*** Opening EXERCISE INPUTS ***

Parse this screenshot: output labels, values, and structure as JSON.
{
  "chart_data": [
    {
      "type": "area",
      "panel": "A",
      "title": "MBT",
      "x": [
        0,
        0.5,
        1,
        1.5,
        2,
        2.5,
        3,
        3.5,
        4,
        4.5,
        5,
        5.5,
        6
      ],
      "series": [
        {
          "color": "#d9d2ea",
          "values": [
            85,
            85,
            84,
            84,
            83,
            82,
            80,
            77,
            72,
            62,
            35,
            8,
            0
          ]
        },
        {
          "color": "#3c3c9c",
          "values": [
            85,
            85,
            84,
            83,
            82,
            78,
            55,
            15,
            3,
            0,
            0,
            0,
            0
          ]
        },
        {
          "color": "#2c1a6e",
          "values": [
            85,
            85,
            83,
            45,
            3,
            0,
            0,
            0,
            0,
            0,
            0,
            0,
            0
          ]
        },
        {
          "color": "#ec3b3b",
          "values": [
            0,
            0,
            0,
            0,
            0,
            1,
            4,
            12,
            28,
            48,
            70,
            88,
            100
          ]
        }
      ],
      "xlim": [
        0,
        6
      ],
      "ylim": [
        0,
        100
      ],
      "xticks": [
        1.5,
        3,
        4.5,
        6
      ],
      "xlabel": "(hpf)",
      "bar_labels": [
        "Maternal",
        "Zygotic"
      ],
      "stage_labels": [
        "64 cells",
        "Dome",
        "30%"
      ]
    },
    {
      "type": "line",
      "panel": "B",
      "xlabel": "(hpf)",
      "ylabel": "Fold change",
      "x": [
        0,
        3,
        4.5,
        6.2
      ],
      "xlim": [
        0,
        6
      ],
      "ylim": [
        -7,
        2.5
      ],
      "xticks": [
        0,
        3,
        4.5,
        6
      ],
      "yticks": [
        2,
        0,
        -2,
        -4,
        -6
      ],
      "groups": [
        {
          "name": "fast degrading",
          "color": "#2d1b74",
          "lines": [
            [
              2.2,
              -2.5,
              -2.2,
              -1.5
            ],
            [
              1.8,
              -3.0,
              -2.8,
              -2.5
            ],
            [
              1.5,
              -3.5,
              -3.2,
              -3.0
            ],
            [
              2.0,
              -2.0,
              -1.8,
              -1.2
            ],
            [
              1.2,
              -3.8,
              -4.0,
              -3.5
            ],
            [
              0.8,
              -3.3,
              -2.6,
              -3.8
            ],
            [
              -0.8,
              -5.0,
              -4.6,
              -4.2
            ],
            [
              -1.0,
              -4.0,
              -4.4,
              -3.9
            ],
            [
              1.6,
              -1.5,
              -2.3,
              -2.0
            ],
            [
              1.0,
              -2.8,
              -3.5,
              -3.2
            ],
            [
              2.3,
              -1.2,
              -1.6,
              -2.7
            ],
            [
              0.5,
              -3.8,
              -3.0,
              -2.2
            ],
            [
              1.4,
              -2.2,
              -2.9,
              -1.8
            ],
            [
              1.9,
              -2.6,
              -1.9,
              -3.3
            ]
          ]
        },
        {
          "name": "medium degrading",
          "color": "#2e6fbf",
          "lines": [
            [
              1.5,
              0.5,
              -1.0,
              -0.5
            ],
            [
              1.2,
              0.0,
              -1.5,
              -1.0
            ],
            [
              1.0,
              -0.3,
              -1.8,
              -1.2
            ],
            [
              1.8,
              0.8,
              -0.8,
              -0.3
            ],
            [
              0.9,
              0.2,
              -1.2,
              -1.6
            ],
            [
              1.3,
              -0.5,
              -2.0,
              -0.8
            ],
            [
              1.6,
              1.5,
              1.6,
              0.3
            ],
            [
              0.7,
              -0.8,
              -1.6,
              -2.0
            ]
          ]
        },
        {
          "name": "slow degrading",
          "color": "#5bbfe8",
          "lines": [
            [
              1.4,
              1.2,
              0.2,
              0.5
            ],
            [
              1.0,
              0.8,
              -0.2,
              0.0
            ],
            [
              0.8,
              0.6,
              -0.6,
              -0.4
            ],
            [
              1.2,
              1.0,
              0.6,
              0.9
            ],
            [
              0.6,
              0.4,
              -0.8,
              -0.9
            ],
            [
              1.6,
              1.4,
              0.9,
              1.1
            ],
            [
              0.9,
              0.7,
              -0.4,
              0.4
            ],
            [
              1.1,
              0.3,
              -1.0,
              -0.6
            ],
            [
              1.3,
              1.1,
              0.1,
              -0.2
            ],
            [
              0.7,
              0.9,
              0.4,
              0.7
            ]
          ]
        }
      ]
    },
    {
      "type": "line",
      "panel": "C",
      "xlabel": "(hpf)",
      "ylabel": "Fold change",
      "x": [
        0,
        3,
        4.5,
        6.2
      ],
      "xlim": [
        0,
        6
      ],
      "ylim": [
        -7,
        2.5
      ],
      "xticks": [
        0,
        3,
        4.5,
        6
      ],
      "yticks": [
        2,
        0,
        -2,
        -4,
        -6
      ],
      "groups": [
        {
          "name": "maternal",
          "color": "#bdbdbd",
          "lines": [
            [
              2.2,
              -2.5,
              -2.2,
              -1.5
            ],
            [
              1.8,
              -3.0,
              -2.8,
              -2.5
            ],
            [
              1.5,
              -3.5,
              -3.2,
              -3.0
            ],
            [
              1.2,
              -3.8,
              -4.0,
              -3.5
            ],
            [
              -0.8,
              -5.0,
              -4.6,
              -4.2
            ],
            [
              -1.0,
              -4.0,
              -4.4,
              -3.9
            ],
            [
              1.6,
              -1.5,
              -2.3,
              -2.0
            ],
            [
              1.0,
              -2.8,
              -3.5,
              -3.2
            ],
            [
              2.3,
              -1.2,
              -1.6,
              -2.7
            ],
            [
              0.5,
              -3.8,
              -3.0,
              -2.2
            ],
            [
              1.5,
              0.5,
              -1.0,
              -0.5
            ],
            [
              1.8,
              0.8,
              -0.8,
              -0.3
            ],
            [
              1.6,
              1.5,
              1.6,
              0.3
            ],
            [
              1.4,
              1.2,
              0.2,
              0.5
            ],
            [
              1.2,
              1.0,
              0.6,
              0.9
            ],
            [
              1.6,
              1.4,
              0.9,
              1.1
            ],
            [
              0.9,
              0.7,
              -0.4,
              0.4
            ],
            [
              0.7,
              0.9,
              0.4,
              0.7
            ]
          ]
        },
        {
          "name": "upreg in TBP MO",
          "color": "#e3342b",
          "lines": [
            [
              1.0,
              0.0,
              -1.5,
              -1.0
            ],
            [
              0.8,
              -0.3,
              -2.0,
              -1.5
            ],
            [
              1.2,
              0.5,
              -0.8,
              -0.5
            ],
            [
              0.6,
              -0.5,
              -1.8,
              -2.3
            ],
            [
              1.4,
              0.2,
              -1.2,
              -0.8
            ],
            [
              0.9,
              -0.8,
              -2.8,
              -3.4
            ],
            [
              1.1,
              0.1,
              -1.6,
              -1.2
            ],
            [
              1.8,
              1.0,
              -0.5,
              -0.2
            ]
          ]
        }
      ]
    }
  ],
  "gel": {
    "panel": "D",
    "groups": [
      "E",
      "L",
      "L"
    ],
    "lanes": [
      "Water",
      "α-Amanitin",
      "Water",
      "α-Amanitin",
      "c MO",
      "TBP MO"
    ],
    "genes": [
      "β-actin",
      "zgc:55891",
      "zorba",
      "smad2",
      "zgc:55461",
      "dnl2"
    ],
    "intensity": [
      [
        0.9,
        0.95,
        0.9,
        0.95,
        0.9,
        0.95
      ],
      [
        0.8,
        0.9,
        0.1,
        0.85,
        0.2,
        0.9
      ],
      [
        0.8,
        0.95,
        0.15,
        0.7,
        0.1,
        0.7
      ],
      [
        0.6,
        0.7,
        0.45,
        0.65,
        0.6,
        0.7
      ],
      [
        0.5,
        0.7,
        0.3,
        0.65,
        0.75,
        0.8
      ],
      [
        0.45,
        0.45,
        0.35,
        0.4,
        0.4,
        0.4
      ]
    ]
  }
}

*** Closing EXERCISE INPUTS ***

Your answer should be a single number: the count of lines above with the word "name".

▶ **RESULT FOR THIS TASK**
5